- **Aim of the exercise**
Every record must be repeated exactly; omit any pictures they contain.

- **Exercise material**
— Begin —
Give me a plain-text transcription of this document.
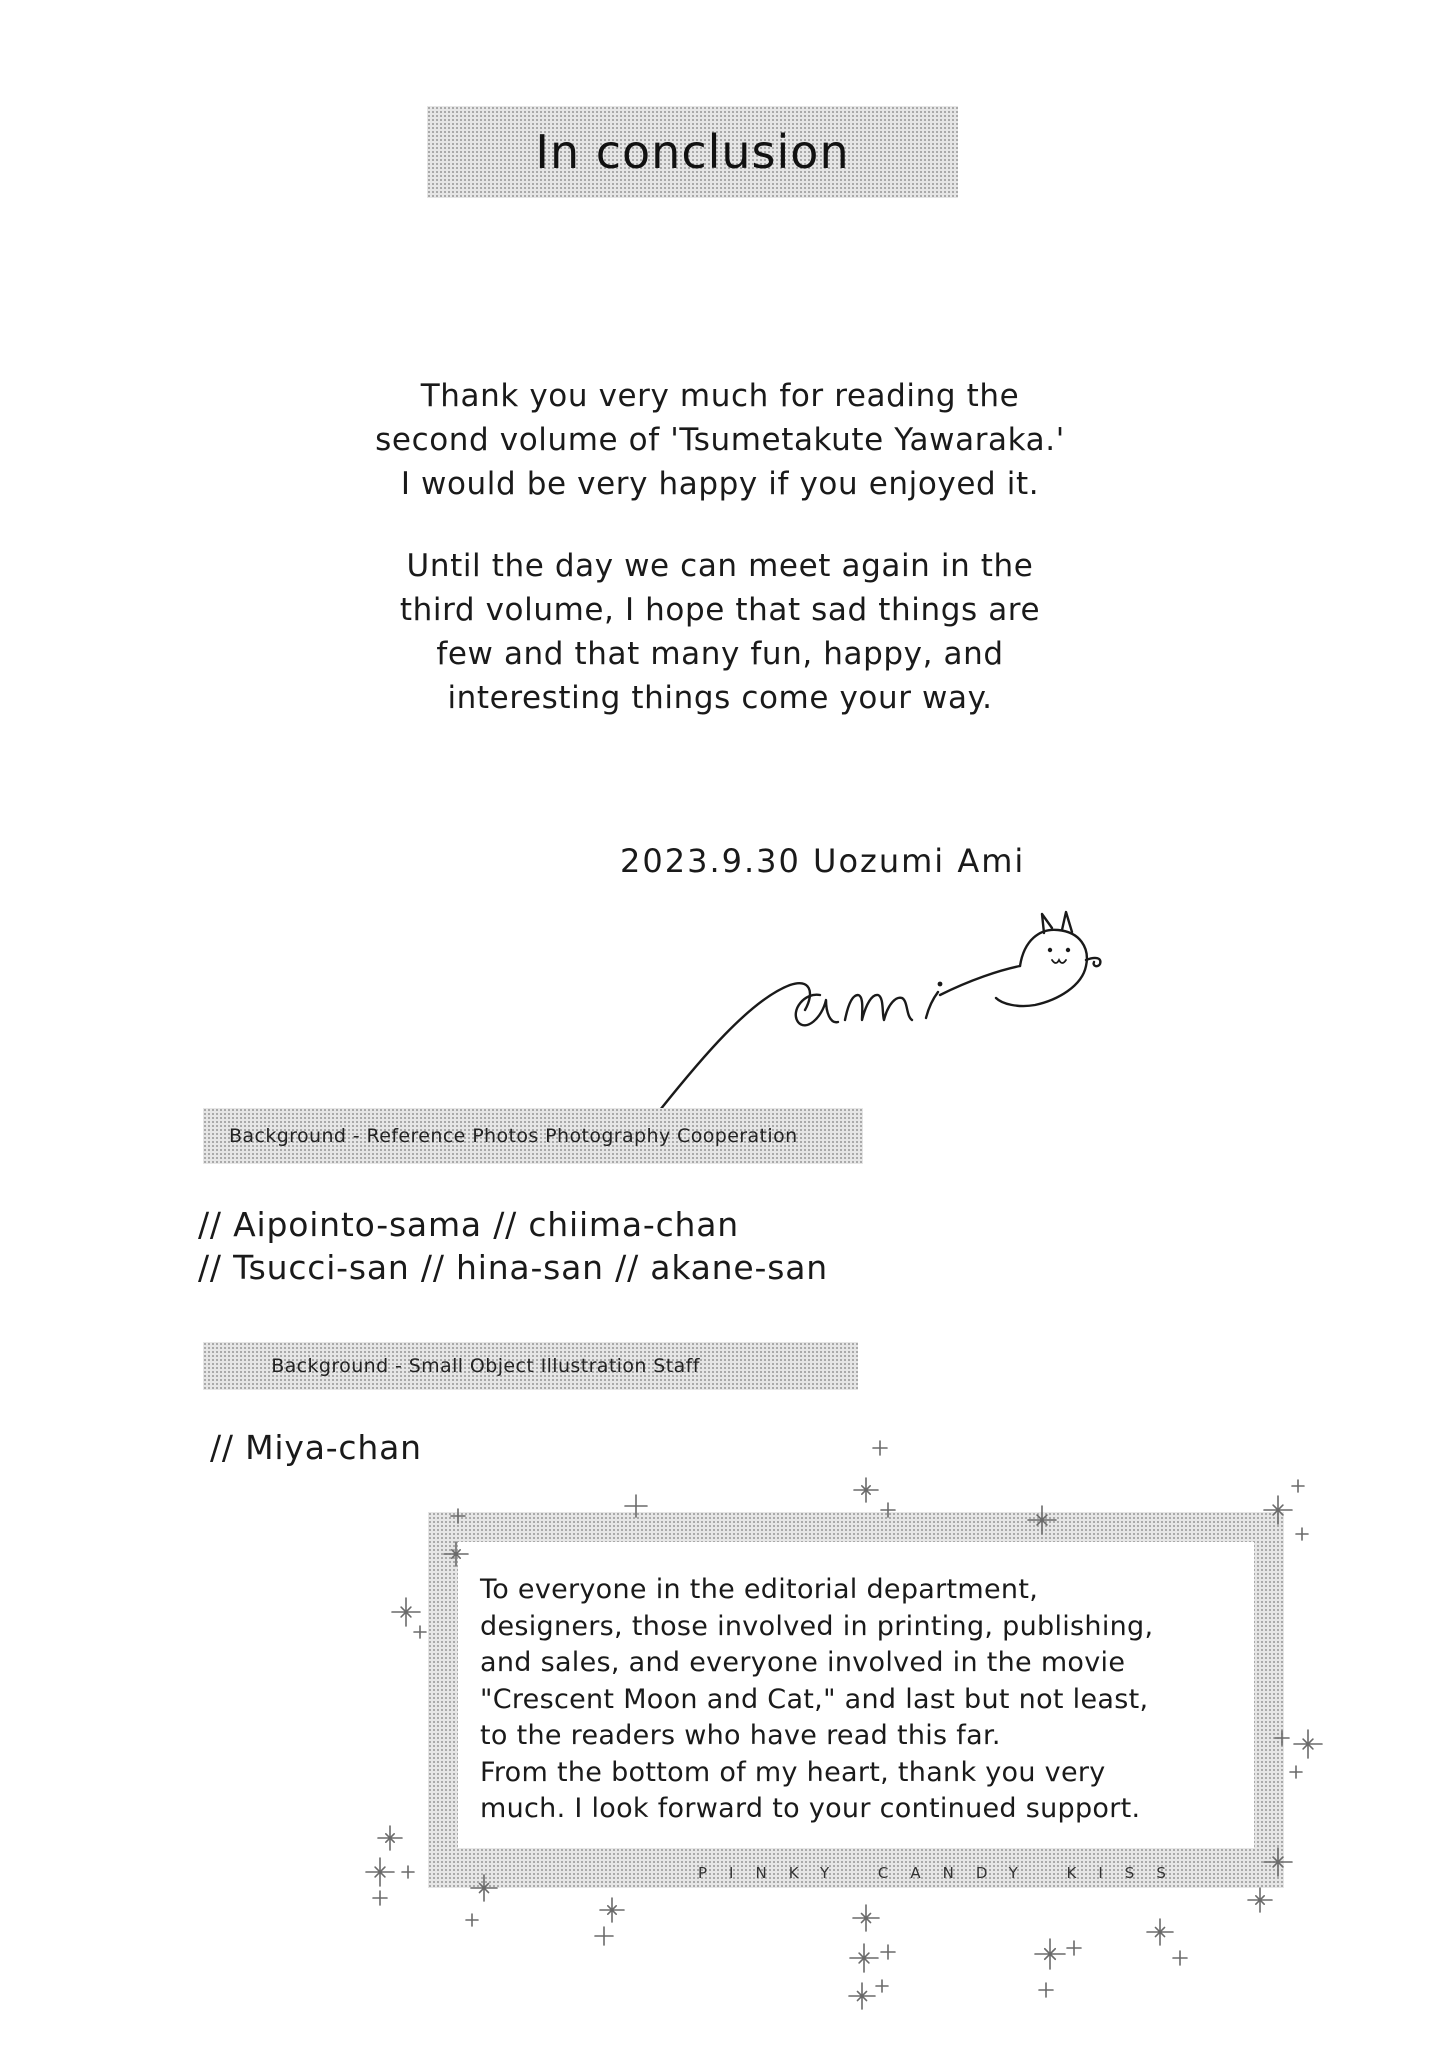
In conclusion
Thank you very much for reading the
second volume of 'Tsumetakute Yawaraka.'
I would be very happy if you enjoyed it.
Until the day we can meet again in the
third volume, I hope that sad things are
few and that many fun, happy, and
interesting things come your way.
2023.9.30 Uozumi Ami
Background - Reference Photos Photography Cooperation
// Aipointo-sama // chiima-chan
// Tsucci-san // hina-san // akane-san
Background - Small Object Illustration Staff
// Miya-chan
To everyone in the editorial department,
designers, those involved in printing, publishing,
and sales, and everyone involved in the movie
"Crescent Moon and Cat," and last but not least,
to the readers who have read this far.
From the bottom of my heart, thank you very
much. I look forward to your continued support.
PINKY CANDY KISS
— End —
- **Response for this exercise**
Give me a plain-text transcription of this document.
In conclusion
Thank you very much for reading the
second volume of 'Tsumetakute Yawaraka.'
I would be very happy if you enjoyed it.
Until the day we can meet again in the
third volume, I hope that sad things are
few and that many fun, happy, and
interesting things come your way.
2023.9.30 Uozumi Ami
Background - Reference Photos Photography Cooperation
// Aipointo-sama // chiima-chan
// Tsucci-san // hina-san // akane-san
Background - Small Object Illustration Staff
// Miya-chan
To everyone in the editorial department,
designers, those involved in printing, publishing,
and sales, and everyone involved in the movie
"Crescent Moon and Cat," and last but not least,
to the readers who have read this far.
From the bottom of my heart, thank you very
much. I look forward to your continued support.
PINKY CANDY KISS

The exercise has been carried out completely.